Excerpts from a figure dataset:

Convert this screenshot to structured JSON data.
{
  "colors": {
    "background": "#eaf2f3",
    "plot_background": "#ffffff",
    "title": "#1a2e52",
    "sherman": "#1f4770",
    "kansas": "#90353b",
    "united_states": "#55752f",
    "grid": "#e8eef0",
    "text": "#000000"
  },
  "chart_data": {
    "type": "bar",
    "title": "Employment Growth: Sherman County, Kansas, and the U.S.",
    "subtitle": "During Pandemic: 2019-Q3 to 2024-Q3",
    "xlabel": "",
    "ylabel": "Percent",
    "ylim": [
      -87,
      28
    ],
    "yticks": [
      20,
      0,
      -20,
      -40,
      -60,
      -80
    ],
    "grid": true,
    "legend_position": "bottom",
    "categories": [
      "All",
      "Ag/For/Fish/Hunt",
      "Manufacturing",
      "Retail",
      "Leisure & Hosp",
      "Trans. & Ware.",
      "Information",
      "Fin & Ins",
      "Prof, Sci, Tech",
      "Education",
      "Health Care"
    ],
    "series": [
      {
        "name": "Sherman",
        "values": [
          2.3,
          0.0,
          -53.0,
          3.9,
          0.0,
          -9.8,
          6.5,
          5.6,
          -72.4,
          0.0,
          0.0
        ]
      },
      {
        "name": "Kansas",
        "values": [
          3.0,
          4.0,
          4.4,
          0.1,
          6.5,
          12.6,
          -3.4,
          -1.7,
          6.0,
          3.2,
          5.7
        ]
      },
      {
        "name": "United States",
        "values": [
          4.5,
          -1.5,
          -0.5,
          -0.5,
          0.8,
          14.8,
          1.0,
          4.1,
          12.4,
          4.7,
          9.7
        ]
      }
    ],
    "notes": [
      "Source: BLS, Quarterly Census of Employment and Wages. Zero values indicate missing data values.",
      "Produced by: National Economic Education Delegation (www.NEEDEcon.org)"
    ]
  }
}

*Objective:* Copy every line exactly. Leave nothing out.

*Result of this task:*
Convert this screenshot to structured JSON data.
{
  "colors": {
    "background": "#eaf2f3",
    "plot_background": "#ffffff",
    "title": "#1a2e52",
    "sherman": "#1f4770",
    "kansas": "#90353b",
    "united_states": "#55752f",
    "grid": "#e8eef0",
    "text": "#000000"
  },
  "chart_data": {
    "type": "bar",
    "title": "Employment Growth: Sherman County, Kansas, and the U.S.",
    "subtitle": "During Pandemic: 2019-Q3 to 2024-Q3",
    "xlabel": "",
    "ylabel": "Percent",
    "ylim": [
      -87,
      28
    ],
    "yticks": [
      20,
      0,
      -20,
      -40,
      -60,
      -80
    ],
    "grid": true,
    "legend_position": "bottom",
    "categories": [
      "All",
      "Ag/For/Fish/Hunt",
      "Manufacturing",
      "Retail",
      "Leisure & Hosp",
      "Trans. & Ware.",
      "Information",
      "Fin & Ins",
      "Prof, Sci, Tech",
      "Education",
      "Health Care"
    ],
    "series": [
      {
        "name": "Sherman",
        "values": [
          2.3,
          0.0,
          -53.0,
          3.9,
          0.0,
          -9.8,
          6.5,
          5.6,
          -72.4,
          0.0,
          0.0
        ]
      },
      {
        "name": "Kansas",
        "values": [
          3.0,
          4.0,
          4.4,
          0.1,
          6.5,
          12.6,
          -3.4,
          -1.7,
          6.0,
          3.2,
          5.7
        ]
      },
      {
        "name": "United States",
        "values": [
          4.5,
          -1.5,
          -0.5,
          -0.5,
          0.8,
          14.8,
          1.0,
          4.1,
          12.4,
          4.7,
          9.7
        ]
      }
    ],
    "notes": [
      "Source: BLS, Quarterly Census of Employment and Wages. Zero values indicate missing data values.",
      "Produced by: National Economic Education Delegation (www.NEEDEcon.org)"
    ]
  }
}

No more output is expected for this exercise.